**Problem to solve:**
Your task is to copy each line that has the word "text".

**Raw records:**

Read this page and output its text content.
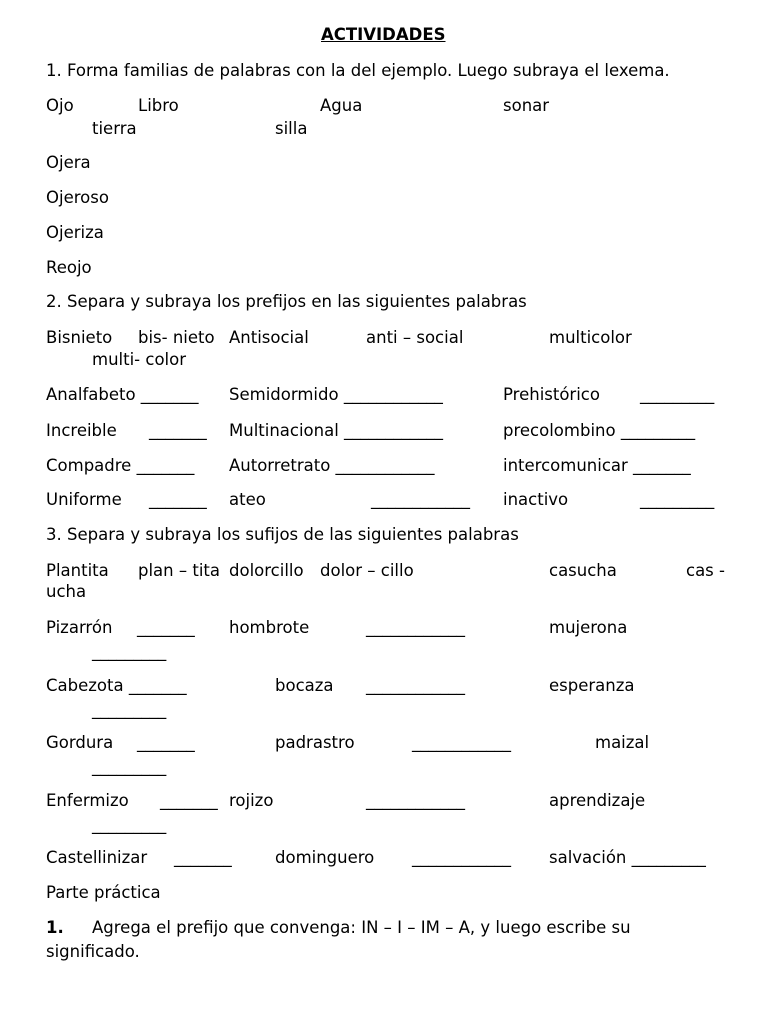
ACTIVIDADES
1. Forma familias de palabras con la del ejemplo. Luego subraya el lexema.
Ojo	Libro	Agua	sonar
tierra	silla
Ojera
Ojeroso
Ojeriza
Reojo
2. Separa y subraya los prefijos en las siguientes palabras
Bisnieto bis- nieto Antisocial	anti – social	multicolor
multi- color
Analfabeto _______ Semidormido ____________	Prehistórico _________
Increible _______ Multinacional ____________	precolombino _________
Compadre _______ Autorretrato ____________	intercomunicar _______
Uniforme _______ ateo	____________ inactivo	_________
3. Separa y subraya los sufijos de las siguientes palabras
Plantita plan – tita dolorcillo dolor – cillo	casucha	cas -
ucha
Pizarrón _______ hombrote	____________	mujerona
_________
Cabezota _______	bocaza ____________	esperanza
_________
Gordura _______	padrastro	____________	maizal
_________
Enfermizo _______ rojizo	____________	aprendizaje
_________
Castellinizar _______	dominguero ____________ salvación _________
Parte práctica
1. Agrega el prefijo que convenga: IN – I – IM – A, y luego escribe su
significado.
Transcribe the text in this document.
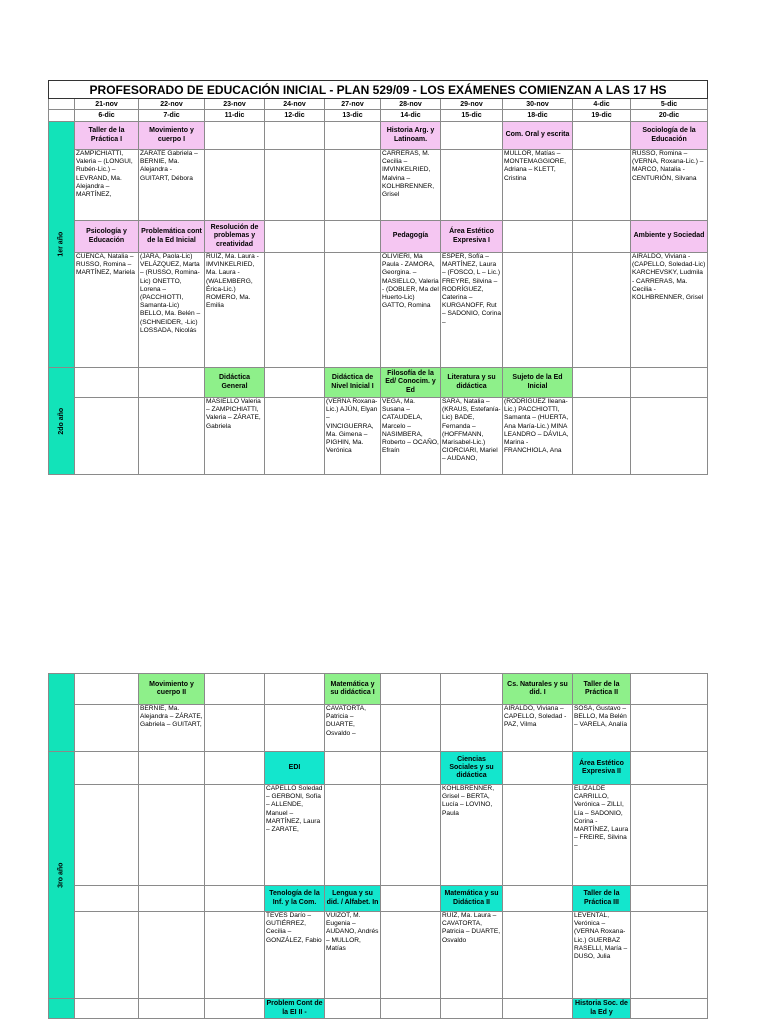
PROFESORADO DE EDUCACIÓN INICIAL - PLAN 529/09 - LOS EXÁMENES COMIENZAN A LAS 17 HS										
	21-nov	22-nov	23-nov	24-nov	27-nov	28-nov	29-nov	30-nov	4-dic	5-dic
	6-dic	7-dic	11-dic	12-dic	13-dic	14-dic	15-dic	18-dic	19-dic	20-dic
1er año	Taller de la Práctica I	Movimiento y cuerpo I				Historia Arg. y Latinoam.		Com. Oral y escrita		Sociología de la Educación
	ZAMPICHIATTI, Valeria – (LONGUI, Rubén-Lic.) – LEVRAND, Ma. Alejandra – MARTÍNEZ,	ZARATE Gabriela – BERNIE, Ma. Alejandra - GUITART, Débora				CARRERAS, M. Cecilia – IMVINKELRIED, Malvina – KOLHBRENNER, Grisel		MULLOR, Matías – MONTEMAGGIORE, Adriana – KLETT, Cristina		RUSSO, Romina – (VERNA, Roxana-Lic.) – MARCO, Natalia - CENTURIÓN, Silvana
	Psicología y Educación	Problemática cont de la Ed Inicial	Resolución de problemas y creatividad			Pedagogía	Área Estético Expresiva I			Ambiente y Sociedad
	CUENCA, Natalia – RUSSO, Romina – MARTÍNEZ, Mariela	(JARA, Paola-Lic) VELÁZQUEZ, Marta – (RUSSO, Romina-Lic) ONETTO, Lorena – (PACCHIOTTI, Samanta-Lic) BELLO, Ma. Belén – (SCHNEIDER, -Lic) LOSSADA, Nicolás	RUÍZ, Ma. Laura - IMVINKELRIED, Ma. Laura - (WALEMBERG, Érica-Lic.) ROMERO, Ma. Emilia			OLIVIERI, Ma Paula - ZAMORA, Georgina. – MASIELLO, Valeria - (DOBLER, Ma del Huerto-Lic) GATTO, Romina	ESPER, Sofía – MARTÍNEZ, Laura – (FOSCO, L – Lic.) FREYRE, Silvina – RODRÍGUEZ, Caterina – KURGANOFF, Rut – SADONIO, Corina –			AIRALDO, Viviana - (CAPELLO, Soledad-Lic) KARCHEVSKY, Ludmila - CARRERAS, Ma. Cecilia - KOLHBRENNER, Grisel
2do año			Didáctica General		Didáctica de Nivel Inicial I	Filosofía de la Ed/ Conocim. y Ed	Literatura y su didáctica	Sujeto de la Ed Inicial		
			MASIELLO Valeria – ZAMPICHIATTI, Valeria – ZÁRATE, Gabriela		(VERNA Roxana-Lic.) AJÚN, Elyan – VINCIGUERRA, Ma. Gimena – PIGHIN, Ma. Verónica	VEGA, Ma. Susana – CATAUDELA, Marcelo – NASIMBERA, Roberto – OCAÑO, Efraín	SARA, Natalia – (KRAUS, Estefanía-Lic) BADE, Fernanda – (HOFFMANN, Marisabel-Lic.) CIORCIARI, Mariel – AUDANO,	(RODRÍGUEZ Ileana-Lic.) PACCHIOTTI, Samanta – (HUERTA, Ana María-Lic.) MINA LEANDRO – DÁVILA, Marina - FRANCHIOLA, Ana		
		Movimiento y cuerpo II			Matemática y su didáctica I			Cs. Naturales y su did. I	Taller de la Práctica II	
		BERNIE, Ma. Alejandra – ZÁRATE, Gabriela – GUITART,			CAVATORTA, Patricia – DUARTE, Osvaldo –			AIRALDO, Viviana – CAPELLO, Soledad - PAZ, Vilma	SOSA, Gustavo – BELLO, Ma Belén – VARELA, Analía	
3ro año				EDI			Ciencias Sociales y su didáctica		Área Estético Expresiva II	
				CAPELLO Soledad – GERBONI, Sofía – ALLENDE, Manuel – MARTÍNEZ, Laura – ZARATE,			KOHLBRENNER, Grisel – BERTA, Lucía – LOVINO, Paula		ELIZALDE CARRILLO, Verónica – ZILLI, Lía – SADONIO, Corina - MARTÍNEZ, Laura – FREIRE, Silvina –	
				Tenología de la Inf. y la Com.	Lengua y su did. / Alfabet. In		Matemática y su Didáctica II		Taller de la Práctica III	
				TEVES Darío – GUTIÉRREZ, Cecilia – GONZÁLEZ, Fabio	VUIZOT, M. Eugenia – AUDANO, Andrés – MULLOR, Matías		RUÍZ, Ma. Laura – CAVATORTA, Patricia – DUARTE, Osvaldo		LEVENTAL, Verónica – (VERNA Roxana-Lic.) GUERBAZ RASELLI, María – DUSO, Julia	
				Problem Cont de la EI II -					Historia Soc. de la Ed y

**Reply:**
Read this page and output its text content.
Transcribe the text in this document.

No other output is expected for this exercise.